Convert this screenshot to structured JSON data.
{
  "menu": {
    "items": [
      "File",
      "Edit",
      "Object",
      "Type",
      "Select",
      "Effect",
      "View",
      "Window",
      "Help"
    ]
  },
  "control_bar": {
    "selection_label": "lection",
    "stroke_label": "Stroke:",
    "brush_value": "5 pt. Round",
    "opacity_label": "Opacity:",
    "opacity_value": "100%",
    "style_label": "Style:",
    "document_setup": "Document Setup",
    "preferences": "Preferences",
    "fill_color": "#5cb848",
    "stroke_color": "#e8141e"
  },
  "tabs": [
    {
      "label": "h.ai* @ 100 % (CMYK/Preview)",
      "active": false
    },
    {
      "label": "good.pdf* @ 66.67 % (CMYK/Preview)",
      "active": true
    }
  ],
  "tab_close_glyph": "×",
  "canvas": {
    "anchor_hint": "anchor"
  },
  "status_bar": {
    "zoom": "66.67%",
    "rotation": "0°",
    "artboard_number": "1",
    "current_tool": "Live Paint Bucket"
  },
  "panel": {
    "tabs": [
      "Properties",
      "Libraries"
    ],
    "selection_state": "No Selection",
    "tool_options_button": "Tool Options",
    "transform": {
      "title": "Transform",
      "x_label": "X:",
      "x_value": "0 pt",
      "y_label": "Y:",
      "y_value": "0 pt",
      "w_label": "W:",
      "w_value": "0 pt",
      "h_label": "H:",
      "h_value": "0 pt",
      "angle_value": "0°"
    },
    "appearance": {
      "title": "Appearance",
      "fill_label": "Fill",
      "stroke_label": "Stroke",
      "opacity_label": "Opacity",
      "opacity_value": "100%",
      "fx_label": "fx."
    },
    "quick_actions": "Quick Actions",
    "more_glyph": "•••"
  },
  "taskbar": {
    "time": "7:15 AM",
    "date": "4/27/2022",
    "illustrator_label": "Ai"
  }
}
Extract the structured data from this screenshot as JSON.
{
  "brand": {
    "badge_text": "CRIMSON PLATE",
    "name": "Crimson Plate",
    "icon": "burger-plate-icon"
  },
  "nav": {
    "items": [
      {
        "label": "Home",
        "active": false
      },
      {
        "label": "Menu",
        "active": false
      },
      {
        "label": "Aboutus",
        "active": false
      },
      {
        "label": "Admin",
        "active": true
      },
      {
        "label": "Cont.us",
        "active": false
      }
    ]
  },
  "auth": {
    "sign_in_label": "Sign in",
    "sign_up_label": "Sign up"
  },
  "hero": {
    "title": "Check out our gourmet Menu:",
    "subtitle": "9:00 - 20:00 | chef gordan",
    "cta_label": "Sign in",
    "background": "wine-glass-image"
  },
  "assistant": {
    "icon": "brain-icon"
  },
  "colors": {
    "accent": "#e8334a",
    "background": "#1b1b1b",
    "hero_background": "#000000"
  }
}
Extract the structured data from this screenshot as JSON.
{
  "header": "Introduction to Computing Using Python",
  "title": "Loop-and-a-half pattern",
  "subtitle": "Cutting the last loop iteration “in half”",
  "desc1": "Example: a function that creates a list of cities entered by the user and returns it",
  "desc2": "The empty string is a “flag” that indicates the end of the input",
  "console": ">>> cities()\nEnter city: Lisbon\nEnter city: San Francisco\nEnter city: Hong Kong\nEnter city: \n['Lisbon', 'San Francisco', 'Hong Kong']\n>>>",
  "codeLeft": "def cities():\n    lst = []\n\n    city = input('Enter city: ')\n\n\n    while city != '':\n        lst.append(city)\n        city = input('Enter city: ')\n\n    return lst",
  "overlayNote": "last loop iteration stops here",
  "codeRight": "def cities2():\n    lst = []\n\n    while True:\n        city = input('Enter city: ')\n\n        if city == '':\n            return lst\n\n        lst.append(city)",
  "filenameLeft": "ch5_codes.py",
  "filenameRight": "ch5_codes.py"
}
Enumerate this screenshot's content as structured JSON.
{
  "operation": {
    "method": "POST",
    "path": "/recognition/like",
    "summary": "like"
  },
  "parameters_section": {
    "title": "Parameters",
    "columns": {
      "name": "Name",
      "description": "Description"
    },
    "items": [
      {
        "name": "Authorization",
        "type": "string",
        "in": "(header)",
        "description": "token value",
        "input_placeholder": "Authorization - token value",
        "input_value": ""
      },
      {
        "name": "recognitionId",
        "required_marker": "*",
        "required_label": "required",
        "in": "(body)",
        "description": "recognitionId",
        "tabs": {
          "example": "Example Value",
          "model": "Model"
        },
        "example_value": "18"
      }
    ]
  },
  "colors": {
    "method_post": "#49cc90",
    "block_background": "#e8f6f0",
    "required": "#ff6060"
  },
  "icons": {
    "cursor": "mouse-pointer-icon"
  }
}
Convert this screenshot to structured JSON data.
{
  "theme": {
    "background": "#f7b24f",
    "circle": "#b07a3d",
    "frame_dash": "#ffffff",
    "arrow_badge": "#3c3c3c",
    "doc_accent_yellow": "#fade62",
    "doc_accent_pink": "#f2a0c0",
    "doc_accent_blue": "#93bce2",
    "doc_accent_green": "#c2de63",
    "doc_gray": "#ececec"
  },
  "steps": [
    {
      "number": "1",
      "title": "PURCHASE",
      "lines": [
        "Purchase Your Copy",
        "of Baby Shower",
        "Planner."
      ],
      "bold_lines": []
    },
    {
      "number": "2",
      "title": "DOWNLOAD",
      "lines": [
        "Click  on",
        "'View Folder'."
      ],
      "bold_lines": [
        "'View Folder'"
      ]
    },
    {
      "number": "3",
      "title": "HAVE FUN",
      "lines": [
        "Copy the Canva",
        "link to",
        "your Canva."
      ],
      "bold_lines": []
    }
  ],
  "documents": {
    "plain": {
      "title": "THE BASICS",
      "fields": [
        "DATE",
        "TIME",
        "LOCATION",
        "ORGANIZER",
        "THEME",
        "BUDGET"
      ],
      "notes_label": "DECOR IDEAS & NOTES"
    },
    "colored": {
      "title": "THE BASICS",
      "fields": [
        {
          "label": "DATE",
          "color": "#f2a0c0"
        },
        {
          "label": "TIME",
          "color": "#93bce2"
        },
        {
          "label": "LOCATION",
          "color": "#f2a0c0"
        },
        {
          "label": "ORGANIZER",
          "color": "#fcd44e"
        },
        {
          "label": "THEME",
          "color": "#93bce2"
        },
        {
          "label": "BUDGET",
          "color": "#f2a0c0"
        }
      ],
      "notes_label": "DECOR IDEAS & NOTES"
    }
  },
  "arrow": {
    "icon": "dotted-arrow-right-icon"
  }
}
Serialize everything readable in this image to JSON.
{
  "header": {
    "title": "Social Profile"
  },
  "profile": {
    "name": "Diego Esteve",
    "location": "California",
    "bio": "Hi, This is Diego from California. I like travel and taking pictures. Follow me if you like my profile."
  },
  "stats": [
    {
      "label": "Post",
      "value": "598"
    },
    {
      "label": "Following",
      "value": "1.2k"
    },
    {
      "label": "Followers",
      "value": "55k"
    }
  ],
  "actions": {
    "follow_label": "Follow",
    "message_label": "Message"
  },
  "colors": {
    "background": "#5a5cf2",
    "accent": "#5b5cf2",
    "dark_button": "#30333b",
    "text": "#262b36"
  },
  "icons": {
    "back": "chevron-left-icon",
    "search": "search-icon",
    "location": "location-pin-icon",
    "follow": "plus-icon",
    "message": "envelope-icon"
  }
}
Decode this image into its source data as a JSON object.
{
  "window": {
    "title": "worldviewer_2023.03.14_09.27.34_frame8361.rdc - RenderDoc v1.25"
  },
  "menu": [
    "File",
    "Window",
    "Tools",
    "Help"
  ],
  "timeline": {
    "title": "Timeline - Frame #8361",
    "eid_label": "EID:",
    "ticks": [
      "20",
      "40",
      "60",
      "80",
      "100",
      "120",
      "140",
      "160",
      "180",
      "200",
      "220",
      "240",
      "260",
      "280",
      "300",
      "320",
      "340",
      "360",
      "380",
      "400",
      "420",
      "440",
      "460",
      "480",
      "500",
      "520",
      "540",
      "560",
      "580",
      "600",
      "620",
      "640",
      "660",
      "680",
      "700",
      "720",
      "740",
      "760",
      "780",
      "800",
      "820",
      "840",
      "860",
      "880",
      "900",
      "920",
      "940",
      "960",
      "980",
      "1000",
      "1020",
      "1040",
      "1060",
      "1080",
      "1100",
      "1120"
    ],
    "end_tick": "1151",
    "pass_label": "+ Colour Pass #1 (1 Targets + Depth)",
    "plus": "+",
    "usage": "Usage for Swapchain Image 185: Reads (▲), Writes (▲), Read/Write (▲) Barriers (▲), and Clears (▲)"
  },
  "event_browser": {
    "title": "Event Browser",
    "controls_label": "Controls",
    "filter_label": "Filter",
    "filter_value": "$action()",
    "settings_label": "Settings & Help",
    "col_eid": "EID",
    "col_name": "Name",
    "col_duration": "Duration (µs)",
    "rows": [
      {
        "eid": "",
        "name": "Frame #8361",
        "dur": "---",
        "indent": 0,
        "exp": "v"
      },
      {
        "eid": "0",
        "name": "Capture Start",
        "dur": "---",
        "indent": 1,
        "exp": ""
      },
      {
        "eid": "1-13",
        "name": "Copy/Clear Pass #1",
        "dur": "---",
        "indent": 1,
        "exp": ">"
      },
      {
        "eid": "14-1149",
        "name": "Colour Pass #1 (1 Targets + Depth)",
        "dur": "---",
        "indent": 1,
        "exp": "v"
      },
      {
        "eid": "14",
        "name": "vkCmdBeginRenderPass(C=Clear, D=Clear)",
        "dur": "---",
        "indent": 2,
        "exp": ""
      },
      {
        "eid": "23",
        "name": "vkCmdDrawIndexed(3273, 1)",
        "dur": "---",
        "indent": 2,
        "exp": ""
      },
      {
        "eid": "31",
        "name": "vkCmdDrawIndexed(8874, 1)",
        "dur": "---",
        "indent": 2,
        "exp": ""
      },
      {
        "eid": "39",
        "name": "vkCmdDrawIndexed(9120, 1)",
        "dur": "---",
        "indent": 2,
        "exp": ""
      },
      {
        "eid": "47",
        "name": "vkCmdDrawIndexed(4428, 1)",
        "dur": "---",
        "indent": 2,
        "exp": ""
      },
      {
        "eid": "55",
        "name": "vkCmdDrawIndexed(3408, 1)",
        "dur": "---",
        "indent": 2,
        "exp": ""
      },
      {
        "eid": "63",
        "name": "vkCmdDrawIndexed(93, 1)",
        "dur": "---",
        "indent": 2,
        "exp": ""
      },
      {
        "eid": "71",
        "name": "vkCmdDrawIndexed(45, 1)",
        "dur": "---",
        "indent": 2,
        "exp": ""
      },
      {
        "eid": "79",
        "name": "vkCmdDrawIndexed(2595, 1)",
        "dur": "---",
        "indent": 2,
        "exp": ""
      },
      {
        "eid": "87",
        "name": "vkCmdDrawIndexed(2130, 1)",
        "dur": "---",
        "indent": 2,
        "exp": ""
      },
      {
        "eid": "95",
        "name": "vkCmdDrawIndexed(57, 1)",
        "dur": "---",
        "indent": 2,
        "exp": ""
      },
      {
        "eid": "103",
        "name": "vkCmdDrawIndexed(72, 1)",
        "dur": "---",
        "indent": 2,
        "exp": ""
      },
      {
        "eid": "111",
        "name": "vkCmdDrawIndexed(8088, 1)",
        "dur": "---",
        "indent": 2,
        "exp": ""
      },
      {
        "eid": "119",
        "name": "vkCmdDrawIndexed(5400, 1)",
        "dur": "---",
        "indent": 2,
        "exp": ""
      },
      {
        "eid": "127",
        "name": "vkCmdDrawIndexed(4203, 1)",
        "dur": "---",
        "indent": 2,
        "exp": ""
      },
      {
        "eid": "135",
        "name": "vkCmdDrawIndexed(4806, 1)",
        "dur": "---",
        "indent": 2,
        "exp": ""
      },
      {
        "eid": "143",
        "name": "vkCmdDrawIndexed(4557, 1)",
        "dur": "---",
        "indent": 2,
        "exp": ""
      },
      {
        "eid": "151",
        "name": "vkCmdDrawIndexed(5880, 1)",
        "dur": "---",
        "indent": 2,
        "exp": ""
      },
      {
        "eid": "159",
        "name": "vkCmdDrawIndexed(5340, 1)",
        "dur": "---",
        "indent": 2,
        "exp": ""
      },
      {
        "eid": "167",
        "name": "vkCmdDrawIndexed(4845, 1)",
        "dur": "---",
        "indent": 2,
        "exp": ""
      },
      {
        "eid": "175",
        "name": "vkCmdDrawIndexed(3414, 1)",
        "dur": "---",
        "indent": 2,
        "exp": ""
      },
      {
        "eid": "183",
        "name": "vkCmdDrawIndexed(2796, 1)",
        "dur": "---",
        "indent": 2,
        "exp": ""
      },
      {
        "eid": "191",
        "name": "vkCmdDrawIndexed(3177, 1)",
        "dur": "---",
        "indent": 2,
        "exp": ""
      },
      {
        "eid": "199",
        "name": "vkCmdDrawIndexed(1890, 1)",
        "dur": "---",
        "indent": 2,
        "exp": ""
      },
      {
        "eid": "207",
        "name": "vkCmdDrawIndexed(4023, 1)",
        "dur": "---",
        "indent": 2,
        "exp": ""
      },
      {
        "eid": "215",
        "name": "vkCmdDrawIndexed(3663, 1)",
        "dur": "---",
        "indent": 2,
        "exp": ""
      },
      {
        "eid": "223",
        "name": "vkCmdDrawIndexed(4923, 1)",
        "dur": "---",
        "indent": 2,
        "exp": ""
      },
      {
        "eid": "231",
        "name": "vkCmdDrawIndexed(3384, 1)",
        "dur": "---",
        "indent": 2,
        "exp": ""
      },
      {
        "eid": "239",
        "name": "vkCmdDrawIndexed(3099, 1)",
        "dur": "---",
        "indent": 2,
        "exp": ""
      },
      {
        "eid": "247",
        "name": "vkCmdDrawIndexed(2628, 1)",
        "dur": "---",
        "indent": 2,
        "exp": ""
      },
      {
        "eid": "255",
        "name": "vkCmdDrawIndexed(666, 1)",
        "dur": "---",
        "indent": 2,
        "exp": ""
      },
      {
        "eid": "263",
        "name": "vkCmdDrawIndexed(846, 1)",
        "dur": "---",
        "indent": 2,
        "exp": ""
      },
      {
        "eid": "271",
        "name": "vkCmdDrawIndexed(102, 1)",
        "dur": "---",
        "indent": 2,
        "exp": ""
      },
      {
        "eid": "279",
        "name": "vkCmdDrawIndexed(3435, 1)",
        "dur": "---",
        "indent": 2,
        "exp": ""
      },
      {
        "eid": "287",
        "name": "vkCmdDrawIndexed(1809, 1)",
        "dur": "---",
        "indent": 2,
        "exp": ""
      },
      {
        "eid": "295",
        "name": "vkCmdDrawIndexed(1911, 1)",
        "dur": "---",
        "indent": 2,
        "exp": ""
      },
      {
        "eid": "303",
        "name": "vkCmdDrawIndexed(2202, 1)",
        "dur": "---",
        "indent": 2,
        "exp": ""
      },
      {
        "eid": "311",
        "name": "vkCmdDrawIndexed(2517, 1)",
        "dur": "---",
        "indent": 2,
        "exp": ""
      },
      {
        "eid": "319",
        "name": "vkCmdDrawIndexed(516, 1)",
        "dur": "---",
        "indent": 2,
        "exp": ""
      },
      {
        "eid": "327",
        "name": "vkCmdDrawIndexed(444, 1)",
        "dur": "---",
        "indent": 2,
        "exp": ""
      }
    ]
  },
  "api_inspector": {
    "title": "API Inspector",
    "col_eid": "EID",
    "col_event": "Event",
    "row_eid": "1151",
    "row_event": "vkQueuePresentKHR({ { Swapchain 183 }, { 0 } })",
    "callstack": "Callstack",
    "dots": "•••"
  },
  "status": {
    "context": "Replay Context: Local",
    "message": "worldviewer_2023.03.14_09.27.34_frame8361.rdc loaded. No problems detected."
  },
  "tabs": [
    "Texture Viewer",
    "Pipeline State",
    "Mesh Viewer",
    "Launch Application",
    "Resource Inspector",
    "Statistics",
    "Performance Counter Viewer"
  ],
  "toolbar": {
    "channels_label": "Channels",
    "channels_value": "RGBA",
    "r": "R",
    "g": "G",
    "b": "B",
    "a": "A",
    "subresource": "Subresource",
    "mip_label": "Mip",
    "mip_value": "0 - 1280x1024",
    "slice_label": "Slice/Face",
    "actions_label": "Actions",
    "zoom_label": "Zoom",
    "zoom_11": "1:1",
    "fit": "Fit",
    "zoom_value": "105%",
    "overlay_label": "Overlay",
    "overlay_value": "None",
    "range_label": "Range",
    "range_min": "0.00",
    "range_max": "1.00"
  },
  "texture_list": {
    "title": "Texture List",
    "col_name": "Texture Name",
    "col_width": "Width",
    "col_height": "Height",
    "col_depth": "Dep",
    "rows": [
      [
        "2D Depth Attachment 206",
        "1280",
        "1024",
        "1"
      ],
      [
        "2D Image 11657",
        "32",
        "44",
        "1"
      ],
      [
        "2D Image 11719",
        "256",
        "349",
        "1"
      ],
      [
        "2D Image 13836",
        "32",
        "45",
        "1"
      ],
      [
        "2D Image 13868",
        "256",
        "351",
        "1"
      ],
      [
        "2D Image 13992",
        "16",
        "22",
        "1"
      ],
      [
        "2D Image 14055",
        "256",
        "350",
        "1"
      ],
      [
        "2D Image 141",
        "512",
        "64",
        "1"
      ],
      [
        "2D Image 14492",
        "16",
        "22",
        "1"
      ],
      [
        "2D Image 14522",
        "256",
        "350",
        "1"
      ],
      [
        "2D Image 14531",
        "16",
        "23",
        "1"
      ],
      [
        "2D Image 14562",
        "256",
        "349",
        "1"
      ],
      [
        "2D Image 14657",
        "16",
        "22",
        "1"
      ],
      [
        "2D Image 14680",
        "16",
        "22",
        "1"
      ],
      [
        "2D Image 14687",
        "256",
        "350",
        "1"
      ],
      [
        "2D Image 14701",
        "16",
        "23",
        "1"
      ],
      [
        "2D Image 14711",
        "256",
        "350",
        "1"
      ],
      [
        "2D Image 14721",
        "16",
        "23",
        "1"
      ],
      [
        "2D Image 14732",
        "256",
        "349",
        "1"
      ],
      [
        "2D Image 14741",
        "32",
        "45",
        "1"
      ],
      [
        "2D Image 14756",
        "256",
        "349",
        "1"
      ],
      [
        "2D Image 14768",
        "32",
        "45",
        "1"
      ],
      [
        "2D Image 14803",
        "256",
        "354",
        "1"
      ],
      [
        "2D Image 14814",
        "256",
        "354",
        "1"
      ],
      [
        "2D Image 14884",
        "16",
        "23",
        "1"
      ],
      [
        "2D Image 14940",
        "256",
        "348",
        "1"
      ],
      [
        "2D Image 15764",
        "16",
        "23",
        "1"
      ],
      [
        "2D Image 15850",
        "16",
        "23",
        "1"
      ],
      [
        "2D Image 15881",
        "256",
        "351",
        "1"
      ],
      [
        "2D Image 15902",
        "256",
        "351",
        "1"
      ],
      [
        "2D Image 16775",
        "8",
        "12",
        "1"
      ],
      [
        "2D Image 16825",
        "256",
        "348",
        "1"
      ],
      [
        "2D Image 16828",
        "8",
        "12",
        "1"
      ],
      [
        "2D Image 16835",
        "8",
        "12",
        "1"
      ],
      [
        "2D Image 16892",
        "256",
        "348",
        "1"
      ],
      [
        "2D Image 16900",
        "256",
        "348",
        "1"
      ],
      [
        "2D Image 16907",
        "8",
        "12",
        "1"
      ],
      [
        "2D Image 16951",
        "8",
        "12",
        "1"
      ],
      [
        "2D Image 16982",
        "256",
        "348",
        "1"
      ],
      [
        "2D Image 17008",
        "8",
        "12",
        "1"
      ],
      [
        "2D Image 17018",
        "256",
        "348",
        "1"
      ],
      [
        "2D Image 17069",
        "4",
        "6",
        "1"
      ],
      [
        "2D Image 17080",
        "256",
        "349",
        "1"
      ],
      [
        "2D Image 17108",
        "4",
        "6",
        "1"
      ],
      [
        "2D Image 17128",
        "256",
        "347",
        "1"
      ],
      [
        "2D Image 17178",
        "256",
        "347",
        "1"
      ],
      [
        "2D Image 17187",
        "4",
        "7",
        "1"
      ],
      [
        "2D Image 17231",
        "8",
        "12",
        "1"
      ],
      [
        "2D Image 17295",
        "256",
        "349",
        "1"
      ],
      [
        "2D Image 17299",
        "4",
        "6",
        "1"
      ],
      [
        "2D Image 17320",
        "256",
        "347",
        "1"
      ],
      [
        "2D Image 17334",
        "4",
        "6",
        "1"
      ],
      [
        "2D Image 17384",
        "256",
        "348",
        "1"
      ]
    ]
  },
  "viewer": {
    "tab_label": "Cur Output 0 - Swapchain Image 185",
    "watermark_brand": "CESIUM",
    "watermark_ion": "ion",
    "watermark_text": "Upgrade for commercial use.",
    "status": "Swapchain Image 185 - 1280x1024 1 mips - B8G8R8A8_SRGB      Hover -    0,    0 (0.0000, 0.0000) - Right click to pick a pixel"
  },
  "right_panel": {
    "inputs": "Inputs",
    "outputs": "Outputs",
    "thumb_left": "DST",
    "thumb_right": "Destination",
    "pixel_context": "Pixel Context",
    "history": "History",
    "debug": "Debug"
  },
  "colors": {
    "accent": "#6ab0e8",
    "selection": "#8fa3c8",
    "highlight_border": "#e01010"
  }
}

□ □ □

* Directions
Collect every line with the string "recognitionId" from the records, and copy each.

* Answer to the exercise
        "name": "recognitionId",
        "description": "recognitionId",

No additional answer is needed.